### EXERCISE OBJECTIVE
Copy out each line exactly; pictures stay out of the copy.

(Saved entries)

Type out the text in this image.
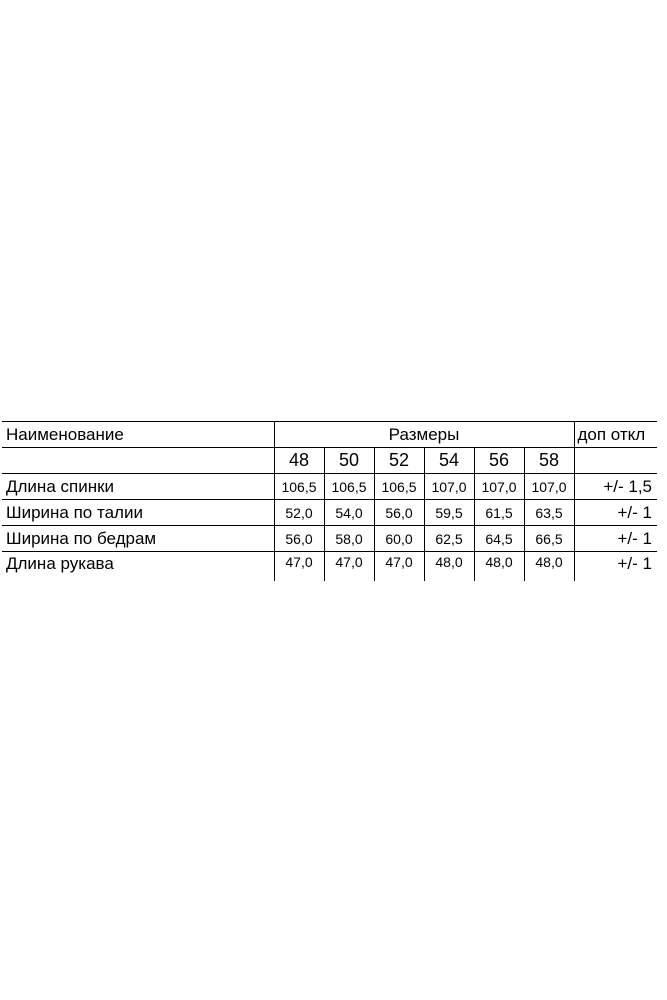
Наименование	Размеры						доп откл
	48	50	52	54	56	58	
Длина спинки	106,5	106,5	106,5	107,0	107,0	107,0	+/- 1,5
Ширина по талии	52,0	54,0	56,0	59,5	61,5	63,5	+/- 1
Ширина по бедрам	56,0	58,0	60,0	62,5	64,5	66,5	+/- 1
Длина рукава	47,0	47,0	47,0	48,0	48,0	48,0	+/- 1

### WRITTEN SOLUTION
Type out the text in this image.
Наименование	Размеры						доп откл
	48	50	52	54	56	58	
Длина спинки	106,5	106,5	106,5	107,0	107,0	107,0	+/- 1,5
Ширина по талии	52,0	54,0	56,0	59,5	61,5	63,5	+/- 1
Ширина по бедрам	56,0	58,0	60,0	62,5	64,5	66,5	+/- 1
Длина рукава	47,0	47,0	47,0	48,0	48,0	48,0	+/- 1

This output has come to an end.